**Directive**: Copy out each line that mentions the word "name".

⟨

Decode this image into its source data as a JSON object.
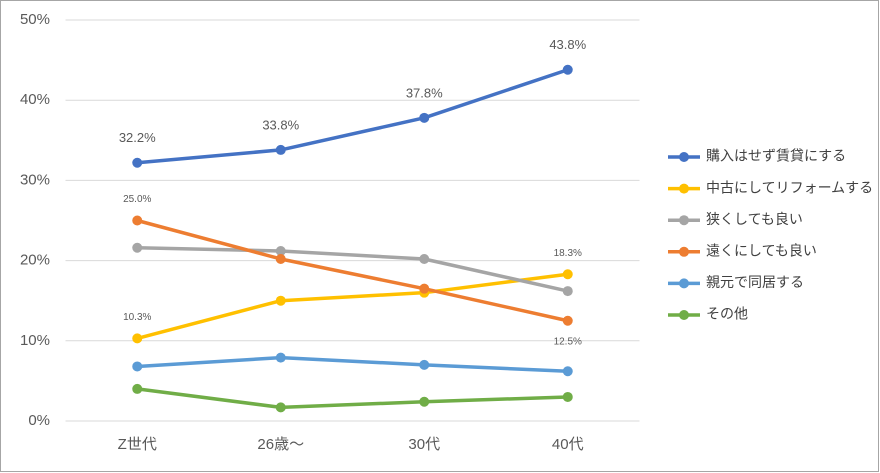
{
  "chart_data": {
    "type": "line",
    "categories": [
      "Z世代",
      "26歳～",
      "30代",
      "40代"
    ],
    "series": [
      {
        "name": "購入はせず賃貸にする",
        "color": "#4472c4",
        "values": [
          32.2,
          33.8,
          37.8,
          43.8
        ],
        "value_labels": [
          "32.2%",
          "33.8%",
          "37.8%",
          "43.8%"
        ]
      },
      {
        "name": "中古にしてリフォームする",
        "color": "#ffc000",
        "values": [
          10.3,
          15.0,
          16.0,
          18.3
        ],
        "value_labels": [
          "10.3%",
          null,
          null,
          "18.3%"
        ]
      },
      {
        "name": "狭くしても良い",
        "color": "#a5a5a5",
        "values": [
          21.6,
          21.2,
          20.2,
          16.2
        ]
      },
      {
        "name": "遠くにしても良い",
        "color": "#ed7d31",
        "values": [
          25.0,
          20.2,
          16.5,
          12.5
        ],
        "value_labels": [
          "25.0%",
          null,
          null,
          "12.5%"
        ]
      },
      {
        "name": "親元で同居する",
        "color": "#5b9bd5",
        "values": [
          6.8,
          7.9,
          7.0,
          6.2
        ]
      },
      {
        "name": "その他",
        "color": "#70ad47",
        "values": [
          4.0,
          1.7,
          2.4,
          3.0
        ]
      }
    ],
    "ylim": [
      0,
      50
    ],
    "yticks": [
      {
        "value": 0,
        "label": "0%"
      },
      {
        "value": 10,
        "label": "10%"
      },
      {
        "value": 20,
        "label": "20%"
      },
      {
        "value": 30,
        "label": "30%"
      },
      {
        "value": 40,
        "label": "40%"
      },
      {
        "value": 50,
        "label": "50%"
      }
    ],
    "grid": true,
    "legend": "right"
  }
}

⟩

**Result for this task**:
        "name": "購入はせず賃貸にする",
        "name": "中古にしてリフォームする",
        "name": "狭くしても良い",
        "name": "遠くにしても良い",
        "name": "親元で同居する",
        "name": "その他",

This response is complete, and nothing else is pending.